Report only how many lines hold the word "Открытые".

----------

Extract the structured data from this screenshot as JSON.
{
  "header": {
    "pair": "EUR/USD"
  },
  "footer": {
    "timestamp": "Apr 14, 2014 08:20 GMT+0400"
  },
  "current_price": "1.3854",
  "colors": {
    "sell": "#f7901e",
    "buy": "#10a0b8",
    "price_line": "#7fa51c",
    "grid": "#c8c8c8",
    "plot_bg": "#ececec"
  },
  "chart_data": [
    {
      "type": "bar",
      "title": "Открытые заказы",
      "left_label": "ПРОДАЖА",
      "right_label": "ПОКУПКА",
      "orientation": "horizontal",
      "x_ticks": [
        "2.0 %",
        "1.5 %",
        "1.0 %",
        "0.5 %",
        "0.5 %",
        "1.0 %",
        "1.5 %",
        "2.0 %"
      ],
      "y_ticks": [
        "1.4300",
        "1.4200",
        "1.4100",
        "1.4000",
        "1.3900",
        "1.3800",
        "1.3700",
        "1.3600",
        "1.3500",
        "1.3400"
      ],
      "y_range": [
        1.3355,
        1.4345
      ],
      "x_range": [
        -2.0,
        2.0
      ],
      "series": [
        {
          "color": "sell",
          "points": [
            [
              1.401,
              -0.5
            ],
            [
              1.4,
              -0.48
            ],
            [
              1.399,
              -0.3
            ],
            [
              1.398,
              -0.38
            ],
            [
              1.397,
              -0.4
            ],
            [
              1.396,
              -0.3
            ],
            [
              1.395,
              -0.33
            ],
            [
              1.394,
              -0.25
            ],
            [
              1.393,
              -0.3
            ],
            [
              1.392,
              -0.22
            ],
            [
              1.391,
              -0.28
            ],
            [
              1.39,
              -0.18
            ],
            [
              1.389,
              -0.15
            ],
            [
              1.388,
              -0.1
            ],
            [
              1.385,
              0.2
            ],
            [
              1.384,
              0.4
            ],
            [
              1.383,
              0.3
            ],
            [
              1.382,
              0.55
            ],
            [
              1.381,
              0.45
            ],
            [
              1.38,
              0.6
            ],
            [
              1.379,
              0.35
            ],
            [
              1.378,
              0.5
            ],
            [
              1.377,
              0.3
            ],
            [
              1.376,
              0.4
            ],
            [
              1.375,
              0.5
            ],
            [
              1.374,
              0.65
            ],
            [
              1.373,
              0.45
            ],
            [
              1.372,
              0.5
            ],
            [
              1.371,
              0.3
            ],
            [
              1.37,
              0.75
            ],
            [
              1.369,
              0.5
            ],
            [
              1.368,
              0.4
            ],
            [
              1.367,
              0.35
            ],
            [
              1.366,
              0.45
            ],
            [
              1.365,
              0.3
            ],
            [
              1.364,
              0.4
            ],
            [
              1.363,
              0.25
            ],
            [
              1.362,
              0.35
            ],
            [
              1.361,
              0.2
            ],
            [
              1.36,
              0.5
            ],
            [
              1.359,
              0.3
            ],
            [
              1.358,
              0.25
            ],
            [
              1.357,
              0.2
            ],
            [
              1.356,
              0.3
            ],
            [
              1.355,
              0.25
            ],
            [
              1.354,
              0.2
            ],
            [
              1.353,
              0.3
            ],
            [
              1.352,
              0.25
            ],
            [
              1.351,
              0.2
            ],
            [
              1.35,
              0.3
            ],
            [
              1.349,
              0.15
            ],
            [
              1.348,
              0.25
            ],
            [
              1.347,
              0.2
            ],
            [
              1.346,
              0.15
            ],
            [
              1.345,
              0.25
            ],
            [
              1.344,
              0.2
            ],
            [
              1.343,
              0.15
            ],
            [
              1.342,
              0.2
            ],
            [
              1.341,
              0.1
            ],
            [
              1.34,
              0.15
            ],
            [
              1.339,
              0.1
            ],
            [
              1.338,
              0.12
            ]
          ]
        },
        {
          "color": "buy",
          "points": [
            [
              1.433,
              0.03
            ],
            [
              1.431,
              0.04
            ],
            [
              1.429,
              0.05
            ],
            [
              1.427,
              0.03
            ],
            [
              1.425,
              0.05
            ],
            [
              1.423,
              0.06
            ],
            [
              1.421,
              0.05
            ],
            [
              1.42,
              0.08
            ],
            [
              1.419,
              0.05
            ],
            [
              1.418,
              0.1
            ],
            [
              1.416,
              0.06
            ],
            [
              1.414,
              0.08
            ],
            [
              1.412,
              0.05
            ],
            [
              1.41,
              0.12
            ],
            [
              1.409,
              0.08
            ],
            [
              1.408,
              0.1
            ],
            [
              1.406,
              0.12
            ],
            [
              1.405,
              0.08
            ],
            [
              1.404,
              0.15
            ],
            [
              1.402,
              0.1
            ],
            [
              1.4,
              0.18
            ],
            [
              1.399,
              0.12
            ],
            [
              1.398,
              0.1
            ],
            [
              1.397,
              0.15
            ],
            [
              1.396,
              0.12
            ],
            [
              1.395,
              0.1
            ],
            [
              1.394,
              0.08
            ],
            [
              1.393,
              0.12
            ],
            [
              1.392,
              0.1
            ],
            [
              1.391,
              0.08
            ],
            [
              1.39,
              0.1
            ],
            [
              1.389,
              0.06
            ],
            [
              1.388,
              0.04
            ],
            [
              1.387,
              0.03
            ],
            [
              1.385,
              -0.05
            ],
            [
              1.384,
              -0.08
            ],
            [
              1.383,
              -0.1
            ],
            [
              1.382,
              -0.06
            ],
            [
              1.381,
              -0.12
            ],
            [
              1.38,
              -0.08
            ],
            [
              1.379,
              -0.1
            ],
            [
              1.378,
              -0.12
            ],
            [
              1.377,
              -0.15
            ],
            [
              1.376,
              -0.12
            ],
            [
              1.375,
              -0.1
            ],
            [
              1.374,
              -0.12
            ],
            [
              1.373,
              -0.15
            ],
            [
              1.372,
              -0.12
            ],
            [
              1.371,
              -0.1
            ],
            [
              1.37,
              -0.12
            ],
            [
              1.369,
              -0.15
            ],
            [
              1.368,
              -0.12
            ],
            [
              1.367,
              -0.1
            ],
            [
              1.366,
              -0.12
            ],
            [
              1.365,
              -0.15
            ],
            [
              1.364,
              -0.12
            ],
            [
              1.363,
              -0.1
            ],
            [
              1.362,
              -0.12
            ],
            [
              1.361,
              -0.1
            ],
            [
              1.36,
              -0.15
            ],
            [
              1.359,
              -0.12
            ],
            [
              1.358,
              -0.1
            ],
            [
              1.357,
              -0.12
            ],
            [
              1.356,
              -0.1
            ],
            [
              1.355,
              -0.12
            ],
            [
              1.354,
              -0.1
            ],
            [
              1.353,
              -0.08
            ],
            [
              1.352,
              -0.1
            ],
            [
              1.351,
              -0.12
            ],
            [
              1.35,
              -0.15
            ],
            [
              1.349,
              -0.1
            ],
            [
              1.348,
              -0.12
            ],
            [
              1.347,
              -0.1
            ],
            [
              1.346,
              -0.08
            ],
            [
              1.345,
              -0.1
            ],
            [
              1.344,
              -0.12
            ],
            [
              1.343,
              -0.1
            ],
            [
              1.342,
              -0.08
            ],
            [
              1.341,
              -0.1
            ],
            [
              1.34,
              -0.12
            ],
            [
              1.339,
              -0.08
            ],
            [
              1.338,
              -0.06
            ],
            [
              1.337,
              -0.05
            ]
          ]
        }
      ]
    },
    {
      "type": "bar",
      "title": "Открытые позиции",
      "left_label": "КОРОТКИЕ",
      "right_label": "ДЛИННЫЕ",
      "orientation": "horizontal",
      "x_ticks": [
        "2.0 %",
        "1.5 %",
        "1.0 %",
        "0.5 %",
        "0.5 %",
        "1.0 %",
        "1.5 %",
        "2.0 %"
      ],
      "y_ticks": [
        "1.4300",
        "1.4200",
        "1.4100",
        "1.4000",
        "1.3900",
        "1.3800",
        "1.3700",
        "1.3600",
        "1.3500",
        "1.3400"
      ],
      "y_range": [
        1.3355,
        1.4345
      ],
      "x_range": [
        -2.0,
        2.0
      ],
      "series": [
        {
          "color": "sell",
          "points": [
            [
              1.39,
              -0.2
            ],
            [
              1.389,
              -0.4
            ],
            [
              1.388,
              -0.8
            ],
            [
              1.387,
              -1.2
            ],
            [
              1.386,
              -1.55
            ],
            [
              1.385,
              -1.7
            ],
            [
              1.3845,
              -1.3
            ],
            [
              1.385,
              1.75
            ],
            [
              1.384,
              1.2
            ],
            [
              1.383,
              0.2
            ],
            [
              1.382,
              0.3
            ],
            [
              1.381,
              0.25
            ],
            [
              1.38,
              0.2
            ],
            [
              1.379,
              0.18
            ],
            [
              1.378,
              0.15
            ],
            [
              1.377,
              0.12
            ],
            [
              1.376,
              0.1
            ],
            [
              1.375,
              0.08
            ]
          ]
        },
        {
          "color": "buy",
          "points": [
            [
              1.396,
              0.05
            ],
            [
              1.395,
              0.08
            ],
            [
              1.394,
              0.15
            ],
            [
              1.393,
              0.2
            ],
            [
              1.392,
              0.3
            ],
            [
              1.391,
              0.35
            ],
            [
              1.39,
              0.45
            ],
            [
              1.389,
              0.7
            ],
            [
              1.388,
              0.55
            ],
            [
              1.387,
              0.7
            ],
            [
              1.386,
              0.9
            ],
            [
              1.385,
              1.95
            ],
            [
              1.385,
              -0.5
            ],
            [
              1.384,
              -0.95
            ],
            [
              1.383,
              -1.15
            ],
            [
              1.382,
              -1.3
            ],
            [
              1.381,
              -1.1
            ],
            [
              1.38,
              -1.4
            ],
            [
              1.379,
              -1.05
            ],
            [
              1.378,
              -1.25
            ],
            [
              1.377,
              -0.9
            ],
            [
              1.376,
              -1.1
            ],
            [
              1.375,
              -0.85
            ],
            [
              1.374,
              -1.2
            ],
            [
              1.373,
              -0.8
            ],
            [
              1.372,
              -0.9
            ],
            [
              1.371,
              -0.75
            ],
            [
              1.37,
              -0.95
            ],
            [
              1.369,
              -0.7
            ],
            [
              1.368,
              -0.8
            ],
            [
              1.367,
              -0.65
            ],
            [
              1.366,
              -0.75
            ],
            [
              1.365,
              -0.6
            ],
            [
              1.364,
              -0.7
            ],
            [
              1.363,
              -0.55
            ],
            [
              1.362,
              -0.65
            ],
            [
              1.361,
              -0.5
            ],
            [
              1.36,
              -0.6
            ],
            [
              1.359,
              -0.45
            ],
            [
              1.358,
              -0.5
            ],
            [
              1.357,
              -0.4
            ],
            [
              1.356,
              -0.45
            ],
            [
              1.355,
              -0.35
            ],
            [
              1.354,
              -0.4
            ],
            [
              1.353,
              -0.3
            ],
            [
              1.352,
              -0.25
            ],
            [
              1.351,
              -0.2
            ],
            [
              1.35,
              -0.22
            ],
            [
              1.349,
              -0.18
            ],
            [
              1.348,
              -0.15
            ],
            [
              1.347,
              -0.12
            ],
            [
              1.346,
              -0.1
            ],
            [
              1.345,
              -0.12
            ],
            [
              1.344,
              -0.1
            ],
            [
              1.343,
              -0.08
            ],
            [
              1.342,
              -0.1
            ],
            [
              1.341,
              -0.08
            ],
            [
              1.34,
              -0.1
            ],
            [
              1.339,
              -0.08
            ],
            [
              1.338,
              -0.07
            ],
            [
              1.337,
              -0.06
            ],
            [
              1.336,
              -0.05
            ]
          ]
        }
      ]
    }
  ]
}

----------

» **REPLY**
2